## EXERCISE BRIEF
Don't copy the pictures; return every other part of the records exactly.

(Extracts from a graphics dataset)

..........

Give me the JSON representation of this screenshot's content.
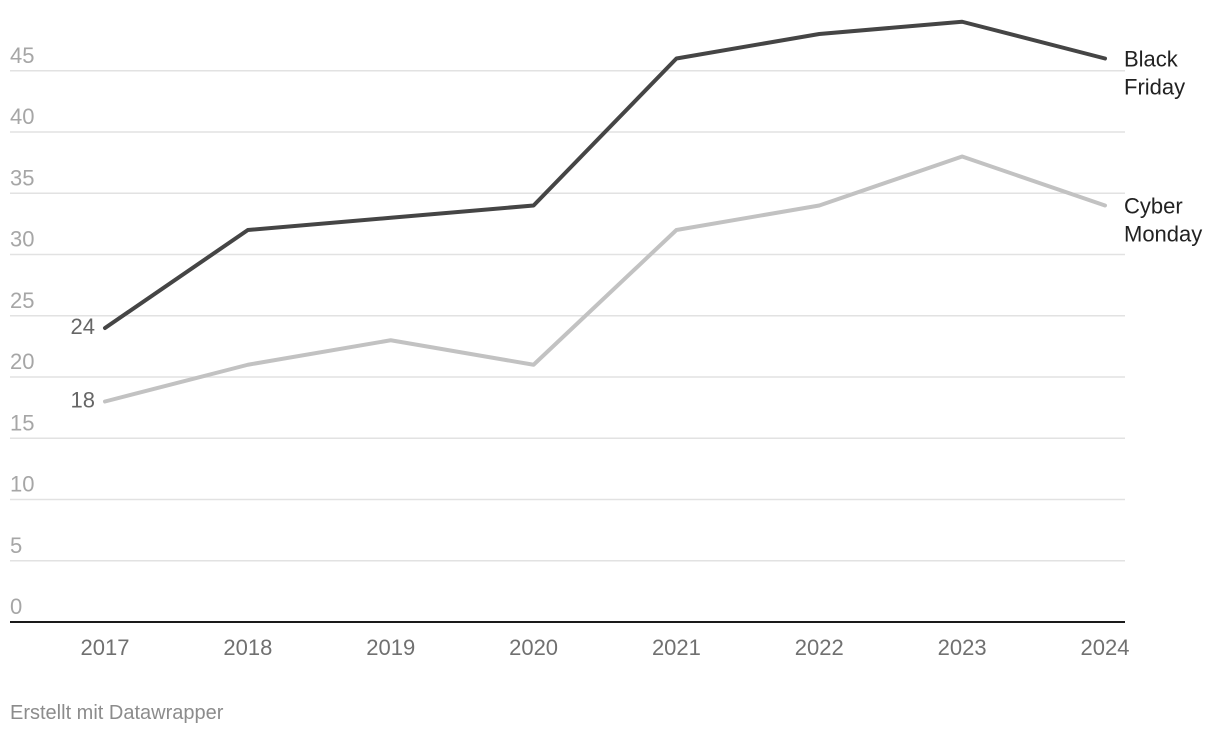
{
  "chart_data": {
    "type": "line",
    "x": [
      "2017",
      "2018",
      "2019",
      "2020",
      "2021",
      "2022",
      "2023",
      "2024"
    ],
    "series": [
      {
        "name": "Black\nFriday",
        "label_lines": [
          "Black",
          "Friday"
        ],
        "values": [
          24,
          32,
          33,
          34,
          46,
          48,
          49,
          46
        ],
        "start_label": "24",
        "color": "#454545"
      },
      {
        "name": "Cyber\nMonday",
        "label_lines": [
          "Cyber",
          "Monday"
        ],
        "values": [
          18,
          21,
          23,
          21,
          32,
          34,
          38,
          34
        ],
        "start_label": "18",
        "color": "#c2c2c2"
      }
    ],
    "y_ticks": [
      "0",
      "5",
      "10",
      "15",
      "20",
      "25",
      "30",
      "35",
      "40",
      "45"
    ],
    "ylim": [
      0,
      50
    ],
    "grid": true,
    "legend": "inline-right",
    "title": "",
    "xlabel": "",
    "ylabel": ""
  },
  "footer": "Erstellt mit Datawrapper",
  "colors": {
    "grid": "#e2e2e2",
    "axis": "#1a1a1a",
    "tick_text": "#a6a6a6",
    "x_tick_text": "#707070",
    "series_label": "#222222"
  }
}
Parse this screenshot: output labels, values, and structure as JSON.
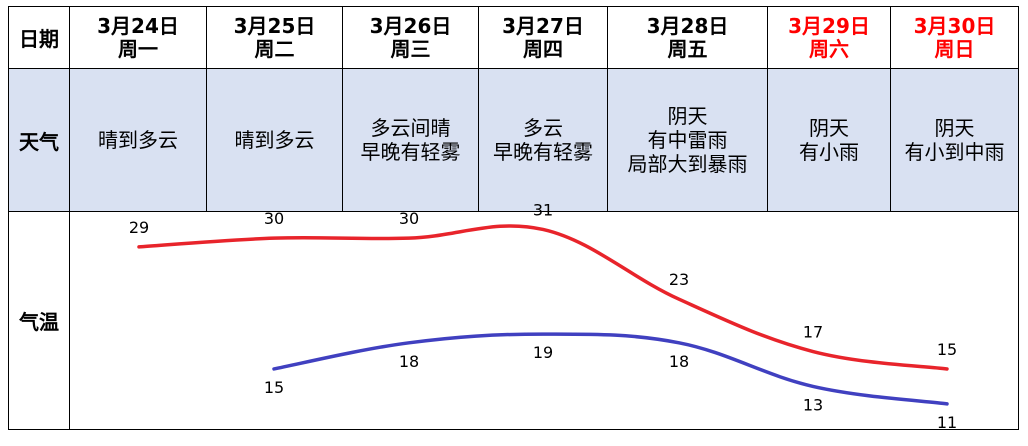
{
  "header": {
    "date_label": "日期",
    "weather_label": "天气",
    "temp_label": "气温"
  },
  "days": [
    {
      "date": "3月24日",
      "weekday": "周一",
      "weather": [
        "晴到多云"
      ],
      "weekend": false
    },
    {
      "date": "3月25日",
      "weekday": "周二",
      "weather": [
        "晴到多云"
      ],
      "weekend": false
    },
    {
      "date": "3月26日",
      "weekday": "周三",
      "weather": [
        "多云间晴",
        "早晚有轻雾"
      ],
      "weekend": false
    },
    {
      "date": "3月27日",
      "weekday": "周四",
      "weather": [
        "多云",
        "早晚有轻雾"
      ],
      "weekend": false
    },
    {
      "date": "3月28日",
      "weekday": "周五",
      "weather": [
        "阴天",
        "有中雷雨",
        "局部大到暴雨"
      ],
      "weekend": false
    },
    {
      "date": "3月29日",
      "weekday": "周六",
      "weather": [
        "阴天",
        "有小雨"
      ],
      "weekend": true
    },
    {
      "date": "3月30日",
      "weekday": "周日",
      "weather": [
        "阴天",
        "有小到中雨"
      ],
      "weekend": true
    }
  ],
  "colors": {
    "high_line": "#e8242b",
    "low_line": "#4040c0",
    "weekend_text": "#ff0000",
    "weather_bg": "#d9e1f2"
  },
  "chart_data": {
    "type": "line",
    "categories": [
      "3月24日",
      "3月25日",
      "3月26日",
      "3月27日",
      "3月28日",
      "3月29日",
      "3月30日"
    ],
    "series": [
      {
        "values": [
          29,
          30,
          30,
          31,
          23,
          17,
          15
        ]
      },
      {
        "values": [
          null,
          15,
          18,
          19,
          18,
          13,
          11
        ]
      }
    ],
    "ylim": [
      8,
      33
    ],
    "grid": false,
    "legend": "none"
  }
}
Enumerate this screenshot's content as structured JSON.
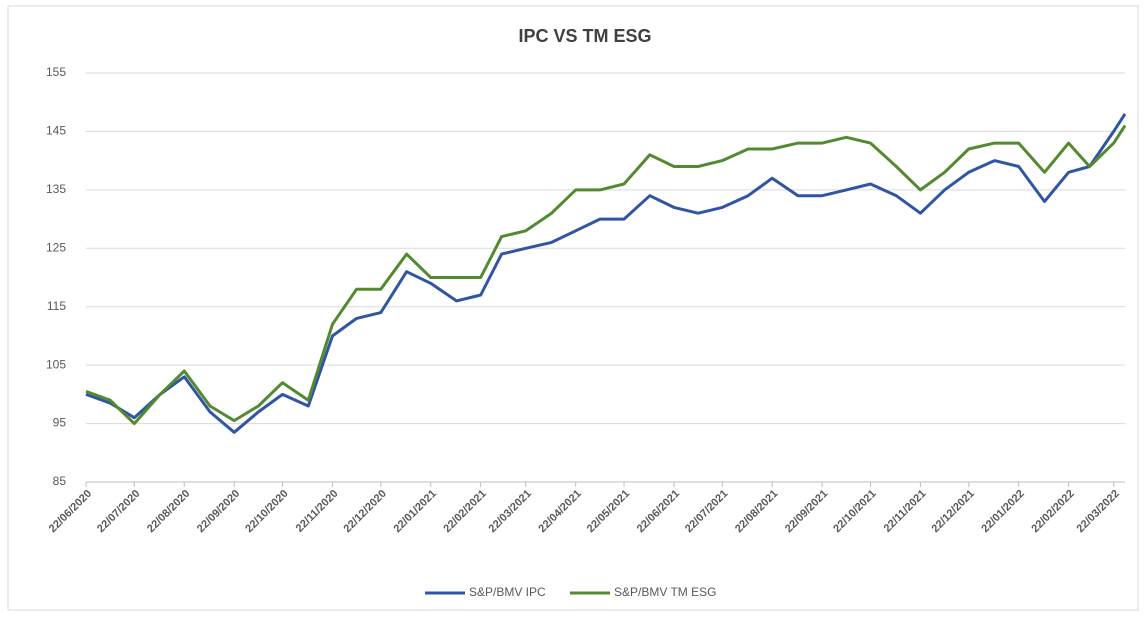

..........

## FINAL ANSWER
Give me the JSON representation of this screenshot's content.
{
  "chart_data": {
    "type": "line",
    "x": [
      "2017",
      "2018",
      "2019",
      "2020",
      "2021",
      "2022",
      "2023",
      "2024"
    ],
    "series": [
      {
        "name": "Black\nFriday",
        "label_lines": [
          "Black",
          "Friday"
        ],
        "values": [
          24,
          32,
          33,
          34,
          46,
          48,
          49,
          46
        ],
        "start_label": "24",
        "color": "#454545"
      },
      {
        "name": "Cyber\nMonday",
        "label_lines": [
          "Cyber",
          "Monday"
        ],
        "values": [
          18,
          21,
          23,
          21,
          32,
          34,
          38,
          34
        ],
        "start_label": "18",
        "color": "#c2c2c2"
      }
    ],
    "y_ticks": [
      "0",
      "5",
      "10",
      "15",
      "20",
      "25",
      "30",
      "35",
      "40",
      "45"
    ],
    "ylim": [
      0,
      50
    ],
    "grid": true,
    "legend": "inline-right",
    "title": "",
    "xlabel": "",
    "ylabel": ""
  },
  "footer": "Erstellt mit Datawrapper",
  "colors": {
    "grid": "#e2e2e2",
    "axis": "#1a1a1a",
    "tick_text": "#a6a6a6",
    "x_tick_text": "#707070",
    "series_label": "#222222"
  }
}
Parse this screenshot: output labels, values, and structure as JSON.
{
  "header": {
    "date_label": "日期",
    "weather_label": "天气",
    "temp_label": "气温"
  },
  "days": [
    {
      "date": "3月24日",
      "weekday": "周一",
      "weather": [
        "晴到多云"
      ],
      "weekend": false
    },
    {
      "date": "3月25日",
      "weekday": "周二",
      "weather": [
        "晴到多云"
      ],
      "weekend": false
    },
    {
      "date": "3月26日",
      "weekday": "周三",
      "weather": [
        "多云间晴",
        "早晚有轻雾"
      ],
      "weekend": false
    },
    {
      "date": "3月27日",
      "weekday": "周四",
      "weather": [
        "多云",
        "早晚有轻雾"
      ],
      "weekend": false
    },
    {
      "date": "3月28日",
      "weekday": "周五",
      "weather": [
        "阴天",
        "有中雷雨",
        "局部大到暴雨"
      ],
      "weekend": false
    },
    {
      "date": "3月29日",
      "weekday": "周六",
      "weather": [
        "阴天",
        "有小雨"
      ],
      "weekend": true
    },
    {
      "date": "3月30日",
      "weekday": "周日",
      "weather": [
        "阴天",
        "有小到中雨"
      ],
      "weekend": true
    }
  ],
  "colors": {
    "high_line": "#e8242b",
    "low_line": "#4040c0",
    "weekend_text": "#ff0000",
    "weather_bg": "#d9e1f2"
  },
  "chart_data": {
    "type": "line",
    "categories": [
      "3月24日",
      "3月25日",
      "3月26日",
      "3月27日",
      "3月28日",
      "3月29日",
      "3月30日"
    ],
    "series": [
      {
        "values": [
          29,
          30,
          30,
          31,
          23,
          17,
          15
        ]
      },
      {
        "values": [
          null,
          15,
          18,
          19,
          18,
          13,
          11
        ]
      }
    ],
    "ylim": [
      8,
      33
    ],
    "grid": false,
    "legend": "none"
  }
}
Enumerate this screenshot's content as structured JSON.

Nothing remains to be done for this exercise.